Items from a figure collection
###
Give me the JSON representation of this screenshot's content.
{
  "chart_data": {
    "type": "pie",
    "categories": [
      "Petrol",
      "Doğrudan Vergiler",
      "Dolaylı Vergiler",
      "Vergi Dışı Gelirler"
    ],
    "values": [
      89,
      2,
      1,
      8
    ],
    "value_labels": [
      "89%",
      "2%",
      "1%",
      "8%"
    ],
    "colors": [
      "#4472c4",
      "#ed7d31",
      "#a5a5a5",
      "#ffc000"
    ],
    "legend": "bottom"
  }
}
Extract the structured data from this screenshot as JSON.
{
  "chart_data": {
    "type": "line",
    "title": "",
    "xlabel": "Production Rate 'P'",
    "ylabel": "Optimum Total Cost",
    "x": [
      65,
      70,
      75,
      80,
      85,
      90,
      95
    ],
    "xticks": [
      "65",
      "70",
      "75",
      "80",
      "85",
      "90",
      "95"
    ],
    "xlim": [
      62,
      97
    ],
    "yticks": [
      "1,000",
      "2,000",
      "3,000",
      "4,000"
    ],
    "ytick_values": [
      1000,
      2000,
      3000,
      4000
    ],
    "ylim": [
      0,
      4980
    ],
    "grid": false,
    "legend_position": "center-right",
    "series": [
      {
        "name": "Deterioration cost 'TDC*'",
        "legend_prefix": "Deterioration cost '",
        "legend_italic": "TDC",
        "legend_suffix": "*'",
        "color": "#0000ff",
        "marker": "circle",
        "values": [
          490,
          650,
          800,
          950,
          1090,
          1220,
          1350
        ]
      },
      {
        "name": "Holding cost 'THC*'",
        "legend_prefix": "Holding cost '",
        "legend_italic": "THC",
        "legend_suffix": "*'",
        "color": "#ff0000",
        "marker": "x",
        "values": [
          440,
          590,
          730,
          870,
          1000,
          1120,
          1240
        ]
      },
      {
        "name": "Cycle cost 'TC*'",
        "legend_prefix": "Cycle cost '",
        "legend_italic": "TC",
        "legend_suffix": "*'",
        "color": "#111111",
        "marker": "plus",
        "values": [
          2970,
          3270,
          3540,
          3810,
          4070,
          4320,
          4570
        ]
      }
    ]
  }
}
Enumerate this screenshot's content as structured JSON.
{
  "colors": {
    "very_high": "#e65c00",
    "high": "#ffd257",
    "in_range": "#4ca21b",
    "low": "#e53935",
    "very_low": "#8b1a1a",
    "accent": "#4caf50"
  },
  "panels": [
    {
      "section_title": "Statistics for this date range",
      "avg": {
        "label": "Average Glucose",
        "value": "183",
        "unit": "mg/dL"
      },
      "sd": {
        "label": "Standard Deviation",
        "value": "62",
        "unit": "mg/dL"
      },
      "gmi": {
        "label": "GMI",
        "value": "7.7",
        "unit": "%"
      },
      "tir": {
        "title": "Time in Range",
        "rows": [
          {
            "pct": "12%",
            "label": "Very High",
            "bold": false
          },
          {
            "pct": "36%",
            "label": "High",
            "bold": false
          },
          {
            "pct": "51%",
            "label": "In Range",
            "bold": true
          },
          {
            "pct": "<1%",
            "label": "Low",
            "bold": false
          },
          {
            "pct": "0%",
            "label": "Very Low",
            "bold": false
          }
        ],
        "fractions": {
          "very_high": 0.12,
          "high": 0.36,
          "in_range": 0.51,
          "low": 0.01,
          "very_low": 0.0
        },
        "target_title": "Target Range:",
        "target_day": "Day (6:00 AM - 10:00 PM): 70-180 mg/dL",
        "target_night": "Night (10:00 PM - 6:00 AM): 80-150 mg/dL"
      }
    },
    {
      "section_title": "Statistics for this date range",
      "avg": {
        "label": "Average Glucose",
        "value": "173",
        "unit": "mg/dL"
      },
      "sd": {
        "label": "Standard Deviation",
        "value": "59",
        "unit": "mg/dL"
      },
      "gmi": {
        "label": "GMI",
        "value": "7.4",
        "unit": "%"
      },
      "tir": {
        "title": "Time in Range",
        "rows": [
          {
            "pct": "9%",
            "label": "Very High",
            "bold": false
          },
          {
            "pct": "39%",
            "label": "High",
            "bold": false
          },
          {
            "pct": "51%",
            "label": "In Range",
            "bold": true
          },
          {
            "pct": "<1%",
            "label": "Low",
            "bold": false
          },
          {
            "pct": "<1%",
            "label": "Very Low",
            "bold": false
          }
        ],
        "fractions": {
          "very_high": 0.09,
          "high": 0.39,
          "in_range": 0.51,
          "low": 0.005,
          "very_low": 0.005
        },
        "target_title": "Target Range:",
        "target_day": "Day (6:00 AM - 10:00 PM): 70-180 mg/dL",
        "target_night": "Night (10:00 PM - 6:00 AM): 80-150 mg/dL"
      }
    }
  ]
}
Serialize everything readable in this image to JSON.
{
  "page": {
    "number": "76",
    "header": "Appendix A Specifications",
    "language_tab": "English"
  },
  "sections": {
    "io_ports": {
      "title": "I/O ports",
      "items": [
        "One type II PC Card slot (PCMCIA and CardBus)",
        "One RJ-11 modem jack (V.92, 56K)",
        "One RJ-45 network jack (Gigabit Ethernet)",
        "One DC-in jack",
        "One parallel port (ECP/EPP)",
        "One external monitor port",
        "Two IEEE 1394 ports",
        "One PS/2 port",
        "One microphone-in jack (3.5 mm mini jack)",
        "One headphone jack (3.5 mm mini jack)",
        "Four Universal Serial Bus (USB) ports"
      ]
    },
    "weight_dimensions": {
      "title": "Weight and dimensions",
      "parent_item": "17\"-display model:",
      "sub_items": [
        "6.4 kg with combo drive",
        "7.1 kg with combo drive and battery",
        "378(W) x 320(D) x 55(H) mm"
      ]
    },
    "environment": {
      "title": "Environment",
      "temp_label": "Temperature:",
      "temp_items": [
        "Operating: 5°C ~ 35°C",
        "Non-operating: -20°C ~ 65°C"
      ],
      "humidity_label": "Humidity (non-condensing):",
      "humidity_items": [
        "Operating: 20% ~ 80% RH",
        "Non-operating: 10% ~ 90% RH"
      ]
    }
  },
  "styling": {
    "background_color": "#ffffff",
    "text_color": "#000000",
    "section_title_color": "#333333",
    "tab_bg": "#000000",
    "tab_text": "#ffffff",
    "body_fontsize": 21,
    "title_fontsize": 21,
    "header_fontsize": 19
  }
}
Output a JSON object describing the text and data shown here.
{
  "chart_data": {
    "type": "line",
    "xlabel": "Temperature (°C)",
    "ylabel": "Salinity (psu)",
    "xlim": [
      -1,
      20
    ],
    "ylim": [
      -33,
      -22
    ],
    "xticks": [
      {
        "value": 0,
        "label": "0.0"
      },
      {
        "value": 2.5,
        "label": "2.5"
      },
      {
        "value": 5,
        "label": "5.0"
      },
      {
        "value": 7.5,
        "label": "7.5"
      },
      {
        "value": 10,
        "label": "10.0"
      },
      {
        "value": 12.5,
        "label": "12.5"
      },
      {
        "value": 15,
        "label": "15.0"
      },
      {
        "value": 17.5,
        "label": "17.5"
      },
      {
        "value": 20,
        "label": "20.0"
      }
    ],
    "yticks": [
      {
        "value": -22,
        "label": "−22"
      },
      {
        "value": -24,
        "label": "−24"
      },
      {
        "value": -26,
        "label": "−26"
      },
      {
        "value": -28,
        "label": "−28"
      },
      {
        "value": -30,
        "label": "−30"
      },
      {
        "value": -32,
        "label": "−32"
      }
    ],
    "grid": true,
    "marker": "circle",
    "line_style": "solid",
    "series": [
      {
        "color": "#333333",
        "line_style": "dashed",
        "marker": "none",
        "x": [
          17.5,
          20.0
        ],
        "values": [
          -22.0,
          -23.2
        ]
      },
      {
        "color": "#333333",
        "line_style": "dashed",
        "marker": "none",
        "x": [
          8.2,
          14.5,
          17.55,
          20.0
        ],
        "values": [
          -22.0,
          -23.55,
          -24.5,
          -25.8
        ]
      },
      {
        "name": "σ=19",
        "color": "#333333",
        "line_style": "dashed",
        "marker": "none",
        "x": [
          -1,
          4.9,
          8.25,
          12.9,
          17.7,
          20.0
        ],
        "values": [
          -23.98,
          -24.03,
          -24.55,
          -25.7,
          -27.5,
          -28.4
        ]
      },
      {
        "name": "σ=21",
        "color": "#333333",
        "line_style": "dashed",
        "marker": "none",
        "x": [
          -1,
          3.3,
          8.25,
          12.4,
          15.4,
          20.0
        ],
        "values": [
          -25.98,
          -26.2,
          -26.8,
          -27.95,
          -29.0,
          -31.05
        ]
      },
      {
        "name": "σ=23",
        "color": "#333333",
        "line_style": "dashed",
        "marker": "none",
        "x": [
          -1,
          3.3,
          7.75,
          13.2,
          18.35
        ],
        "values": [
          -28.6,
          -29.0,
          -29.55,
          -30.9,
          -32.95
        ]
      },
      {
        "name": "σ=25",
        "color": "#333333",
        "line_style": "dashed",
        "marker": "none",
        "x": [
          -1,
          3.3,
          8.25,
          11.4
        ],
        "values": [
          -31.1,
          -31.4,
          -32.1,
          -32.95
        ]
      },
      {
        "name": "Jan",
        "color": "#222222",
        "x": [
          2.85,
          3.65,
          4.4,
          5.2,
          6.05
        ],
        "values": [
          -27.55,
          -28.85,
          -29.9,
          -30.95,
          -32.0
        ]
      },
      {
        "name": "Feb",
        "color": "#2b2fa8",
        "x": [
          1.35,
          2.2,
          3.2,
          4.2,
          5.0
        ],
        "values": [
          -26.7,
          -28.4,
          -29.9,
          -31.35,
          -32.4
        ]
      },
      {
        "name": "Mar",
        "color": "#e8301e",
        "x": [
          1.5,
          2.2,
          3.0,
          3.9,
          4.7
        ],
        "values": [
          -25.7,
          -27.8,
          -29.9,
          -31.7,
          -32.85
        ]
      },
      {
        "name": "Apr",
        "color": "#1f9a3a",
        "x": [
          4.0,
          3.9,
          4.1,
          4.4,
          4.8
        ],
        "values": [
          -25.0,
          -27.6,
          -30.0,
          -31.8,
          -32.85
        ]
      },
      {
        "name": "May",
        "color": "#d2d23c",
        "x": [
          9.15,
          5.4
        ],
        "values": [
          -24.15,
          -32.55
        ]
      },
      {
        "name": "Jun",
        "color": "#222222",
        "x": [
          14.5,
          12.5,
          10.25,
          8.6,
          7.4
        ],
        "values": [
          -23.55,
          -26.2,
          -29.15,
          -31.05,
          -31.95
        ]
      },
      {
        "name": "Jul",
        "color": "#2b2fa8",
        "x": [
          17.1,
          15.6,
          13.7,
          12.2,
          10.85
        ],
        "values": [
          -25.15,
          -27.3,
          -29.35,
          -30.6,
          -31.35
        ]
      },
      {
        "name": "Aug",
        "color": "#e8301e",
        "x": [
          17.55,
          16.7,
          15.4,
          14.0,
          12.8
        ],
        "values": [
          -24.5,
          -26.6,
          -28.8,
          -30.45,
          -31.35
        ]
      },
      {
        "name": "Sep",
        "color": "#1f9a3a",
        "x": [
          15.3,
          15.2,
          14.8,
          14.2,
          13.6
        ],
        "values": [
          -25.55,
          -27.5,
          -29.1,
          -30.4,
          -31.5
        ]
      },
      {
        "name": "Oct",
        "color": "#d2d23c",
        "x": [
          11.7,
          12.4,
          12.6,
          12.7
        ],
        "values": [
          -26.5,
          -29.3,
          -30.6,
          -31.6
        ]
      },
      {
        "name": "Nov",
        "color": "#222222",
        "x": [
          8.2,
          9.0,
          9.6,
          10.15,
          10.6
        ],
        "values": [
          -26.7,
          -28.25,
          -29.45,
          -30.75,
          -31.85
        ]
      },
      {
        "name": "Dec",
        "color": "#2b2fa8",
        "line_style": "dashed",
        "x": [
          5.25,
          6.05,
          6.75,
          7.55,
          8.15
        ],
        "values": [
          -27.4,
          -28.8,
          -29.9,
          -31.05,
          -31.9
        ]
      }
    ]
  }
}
###
Make a list of all lines in the data that contain "JSON".

Give me the JSON representation of this screenshot's content.
Extract the structured data from this screenshot as JSON.
Enumerate this screenshot's content as structured JSON.
Serialize everything readable in this image to JSON.
Output a JSON object describing the text and data shown here.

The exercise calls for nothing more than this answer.